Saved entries
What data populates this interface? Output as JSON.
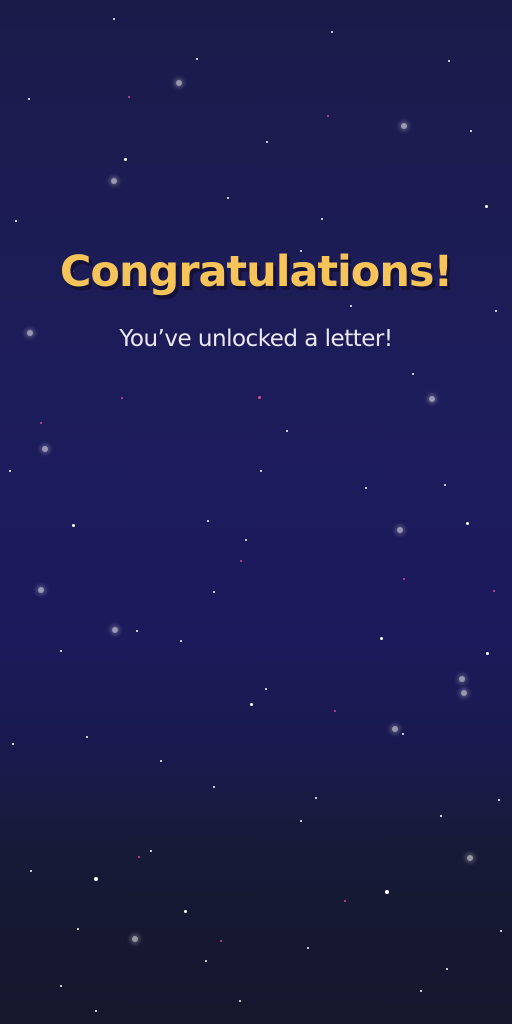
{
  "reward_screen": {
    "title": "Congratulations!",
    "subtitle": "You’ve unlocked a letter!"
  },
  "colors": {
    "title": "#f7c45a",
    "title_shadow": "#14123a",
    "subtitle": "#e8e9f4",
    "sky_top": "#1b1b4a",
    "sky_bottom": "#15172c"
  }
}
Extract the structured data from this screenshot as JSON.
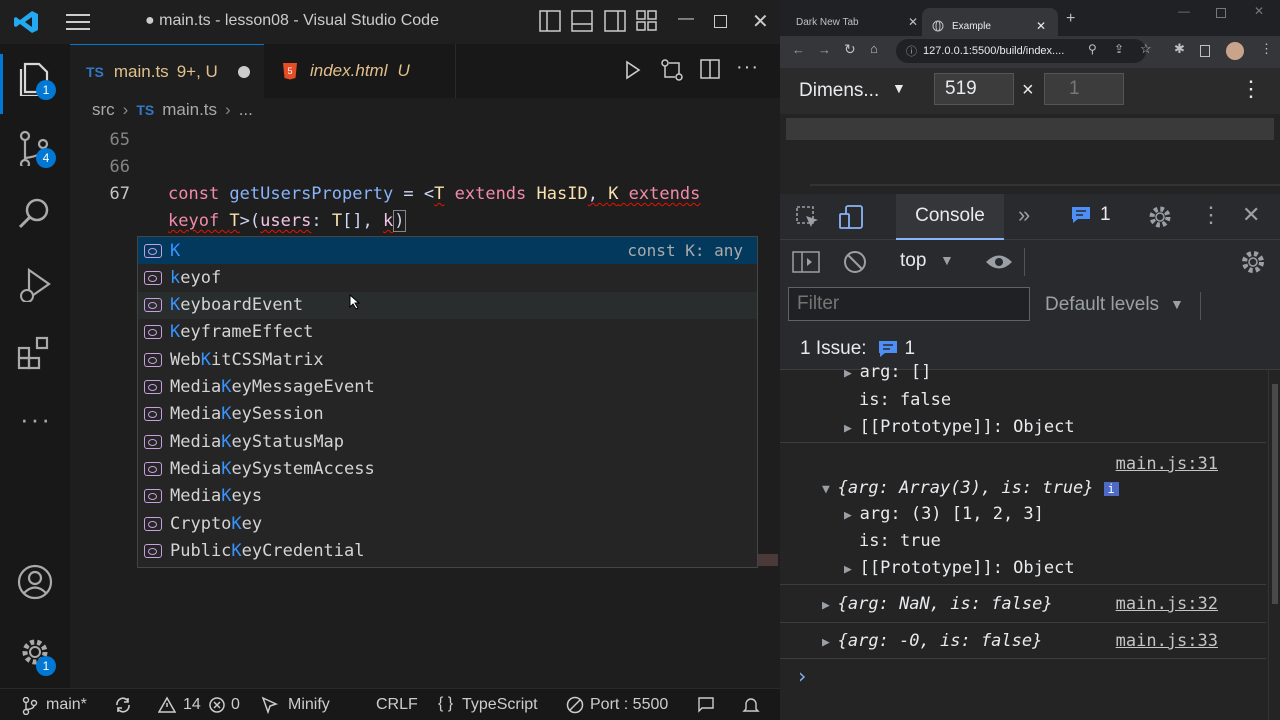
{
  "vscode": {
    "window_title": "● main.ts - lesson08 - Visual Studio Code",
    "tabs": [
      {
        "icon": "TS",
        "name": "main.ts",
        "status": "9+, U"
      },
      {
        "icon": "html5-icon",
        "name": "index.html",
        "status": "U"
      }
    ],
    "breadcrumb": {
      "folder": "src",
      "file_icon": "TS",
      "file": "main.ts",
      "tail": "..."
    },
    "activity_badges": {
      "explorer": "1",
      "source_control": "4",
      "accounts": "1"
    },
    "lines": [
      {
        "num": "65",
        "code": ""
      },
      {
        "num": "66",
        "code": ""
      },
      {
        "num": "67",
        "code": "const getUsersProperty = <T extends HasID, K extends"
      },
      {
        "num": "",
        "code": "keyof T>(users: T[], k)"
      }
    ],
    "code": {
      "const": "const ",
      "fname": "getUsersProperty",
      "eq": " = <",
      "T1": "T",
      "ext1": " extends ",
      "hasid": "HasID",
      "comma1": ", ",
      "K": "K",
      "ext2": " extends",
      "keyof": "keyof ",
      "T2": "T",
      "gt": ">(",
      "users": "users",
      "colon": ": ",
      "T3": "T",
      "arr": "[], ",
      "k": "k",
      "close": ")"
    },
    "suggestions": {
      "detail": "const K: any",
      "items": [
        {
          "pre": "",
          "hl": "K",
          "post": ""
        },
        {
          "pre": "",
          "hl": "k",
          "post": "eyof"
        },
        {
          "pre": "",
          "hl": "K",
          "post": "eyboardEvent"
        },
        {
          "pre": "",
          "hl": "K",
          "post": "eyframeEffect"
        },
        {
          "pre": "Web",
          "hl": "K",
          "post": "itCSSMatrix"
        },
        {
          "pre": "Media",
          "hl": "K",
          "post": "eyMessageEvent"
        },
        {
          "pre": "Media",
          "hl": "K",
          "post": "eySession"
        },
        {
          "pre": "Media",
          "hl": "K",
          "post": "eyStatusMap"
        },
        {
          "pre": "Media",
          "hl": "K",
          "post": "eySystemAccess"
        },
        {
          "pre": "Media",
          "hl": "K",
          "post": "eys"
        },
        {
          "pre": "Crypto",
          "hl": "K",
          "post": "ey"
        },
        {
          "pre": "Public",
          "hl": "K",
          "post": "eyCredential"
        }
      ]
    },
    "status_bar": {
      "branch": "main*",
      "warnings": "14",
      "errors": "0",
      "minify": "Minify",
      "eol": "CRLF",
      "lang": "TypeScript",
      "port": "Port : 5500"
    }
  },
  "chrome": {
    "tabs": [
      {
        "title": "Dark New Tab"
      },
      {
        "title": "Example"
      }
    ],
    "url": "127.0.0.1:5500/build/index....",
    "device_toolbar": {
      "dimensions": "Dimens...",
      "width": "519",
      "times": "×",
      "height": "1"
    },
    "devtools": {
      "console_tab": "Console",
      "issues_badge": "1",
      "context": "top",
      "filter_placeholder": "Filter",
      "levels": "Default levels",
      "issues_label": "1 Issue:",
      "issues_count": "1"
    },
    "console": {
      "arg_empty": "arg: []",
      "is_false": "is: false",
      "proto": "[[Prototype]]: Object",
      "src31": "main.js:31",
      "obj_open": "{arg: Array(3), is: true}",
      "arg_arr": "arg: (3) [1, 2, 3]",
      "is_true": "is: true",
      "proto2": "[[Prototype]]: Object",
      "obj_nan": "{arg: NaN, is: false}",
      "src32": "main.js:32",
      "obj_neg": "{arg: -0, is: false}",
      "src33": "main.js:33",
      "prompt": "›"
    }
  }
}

==

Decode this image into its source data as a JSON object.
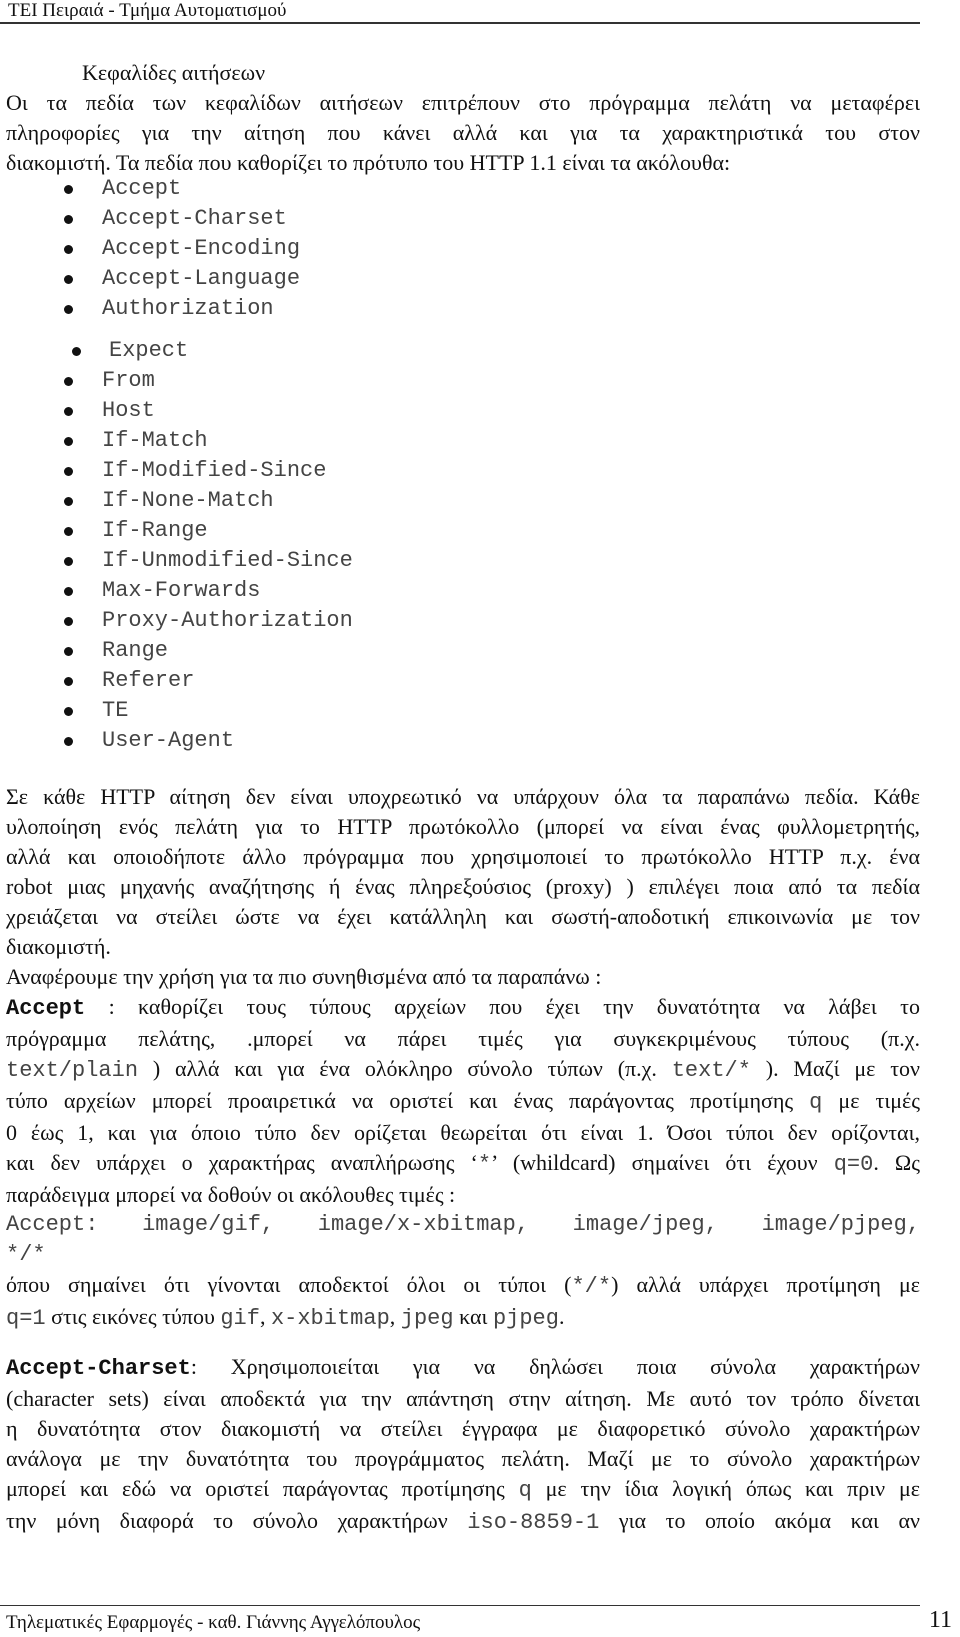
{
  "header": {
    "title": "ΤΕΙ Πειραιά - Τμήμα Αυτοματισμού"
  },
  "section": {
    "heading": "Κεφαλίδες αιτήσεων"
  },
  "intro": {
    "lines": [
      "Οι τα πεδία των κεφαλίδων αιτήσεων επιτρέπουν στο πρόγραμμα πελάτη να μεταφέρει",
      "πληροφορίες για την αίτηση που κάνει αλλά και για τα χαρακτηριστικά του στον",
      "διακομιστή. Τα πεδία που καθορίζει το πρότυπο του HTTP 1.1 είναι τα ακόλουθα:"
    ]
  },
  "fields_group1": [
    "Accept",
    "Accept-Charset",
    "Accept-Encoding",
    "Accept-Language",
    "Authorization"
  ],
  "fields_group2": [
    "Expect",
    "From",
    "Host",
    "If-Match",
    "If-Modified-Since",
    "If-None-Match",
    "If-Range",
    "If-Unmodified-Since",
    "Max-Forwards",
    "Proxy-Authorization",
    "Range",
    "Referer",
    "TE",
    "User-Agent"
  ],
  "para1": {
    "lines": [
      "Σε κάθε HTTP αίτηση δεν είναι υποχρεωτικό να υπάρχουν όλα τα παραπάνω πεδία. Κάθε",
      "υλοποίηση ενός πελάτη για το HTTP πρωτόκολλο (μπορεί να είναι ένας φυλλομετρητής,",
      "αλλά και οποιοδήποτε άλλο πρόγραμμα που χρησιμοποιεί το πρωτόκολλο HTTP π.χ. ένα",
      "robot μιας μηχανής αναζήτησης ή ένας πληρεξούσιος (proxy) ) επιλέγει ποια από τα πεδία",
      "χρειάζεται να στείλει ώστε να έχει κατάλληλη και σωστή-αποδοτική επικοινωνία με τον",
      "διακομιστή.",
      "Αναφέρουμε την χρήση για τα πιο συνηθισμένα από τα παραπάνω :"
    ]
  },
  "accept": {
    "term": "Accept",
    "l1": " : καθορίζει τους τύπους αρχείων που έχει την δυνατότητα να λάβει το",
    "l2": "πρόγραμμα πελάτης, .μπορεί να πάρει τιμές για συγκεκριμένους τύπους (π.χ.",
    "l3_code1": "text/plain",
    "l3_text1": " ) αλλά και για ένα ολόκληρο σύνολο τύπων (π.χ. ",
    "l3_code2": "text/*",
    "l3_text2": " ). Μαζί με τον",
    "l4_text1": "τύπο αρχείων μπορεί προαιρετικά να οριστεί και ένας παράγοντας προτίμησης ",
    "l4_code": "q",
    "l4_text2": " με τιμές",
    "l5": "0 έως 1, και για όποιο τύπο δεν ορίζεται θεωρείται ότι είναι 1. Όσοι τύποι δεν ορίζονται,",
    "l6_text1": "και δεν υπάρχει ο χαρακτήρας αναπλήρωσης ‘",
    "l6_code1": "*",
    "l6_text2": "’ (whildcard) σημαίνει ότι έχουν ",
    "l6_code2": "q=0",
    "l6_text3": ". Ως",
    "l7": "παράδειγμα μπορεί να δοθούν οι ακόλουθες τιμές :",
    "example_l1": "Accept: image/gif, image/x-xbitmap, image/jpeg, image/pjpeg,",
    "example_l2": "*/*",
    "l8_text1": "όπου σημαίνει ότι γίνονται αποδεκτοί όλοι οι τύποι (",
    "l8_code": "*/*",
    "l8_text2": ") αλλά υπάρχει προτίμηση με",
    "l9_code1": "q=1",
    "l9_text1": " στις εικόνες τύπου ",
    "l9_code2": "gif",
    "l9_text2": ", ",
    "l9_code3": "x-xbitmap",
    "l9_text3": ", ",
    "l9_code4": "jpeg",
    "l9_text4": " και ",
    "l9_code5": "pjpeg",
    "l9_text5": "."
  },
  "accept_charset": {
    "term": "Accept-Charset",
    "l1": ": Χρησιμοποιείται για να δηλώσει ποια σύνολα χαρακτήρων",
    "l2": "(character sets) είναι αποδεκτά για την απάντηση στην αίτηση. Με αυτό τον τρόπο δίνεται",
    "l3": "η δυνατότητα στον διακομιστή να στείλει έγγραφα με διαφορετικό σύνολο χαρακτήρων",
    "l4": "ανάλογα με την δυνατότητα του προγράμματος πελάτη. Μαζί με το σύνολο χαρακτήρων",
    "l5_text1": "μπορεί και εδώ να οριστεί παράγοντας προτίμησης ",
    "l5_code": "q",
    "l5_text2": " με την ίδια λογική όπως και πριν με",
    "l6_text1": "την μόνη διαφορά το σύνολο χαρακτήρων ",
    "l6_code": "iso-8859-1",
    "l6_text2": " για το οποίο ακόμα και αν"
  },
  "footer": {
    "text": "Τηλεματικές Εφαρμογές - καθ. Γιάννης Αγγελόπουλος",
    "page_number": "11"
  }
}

Given task
Note every line above where the string "Prototype" shows up, and copy those lines.

Written response
      "proto": "[[Prototype]]: Object",
      "proto2": "[[Prototype]]: Object",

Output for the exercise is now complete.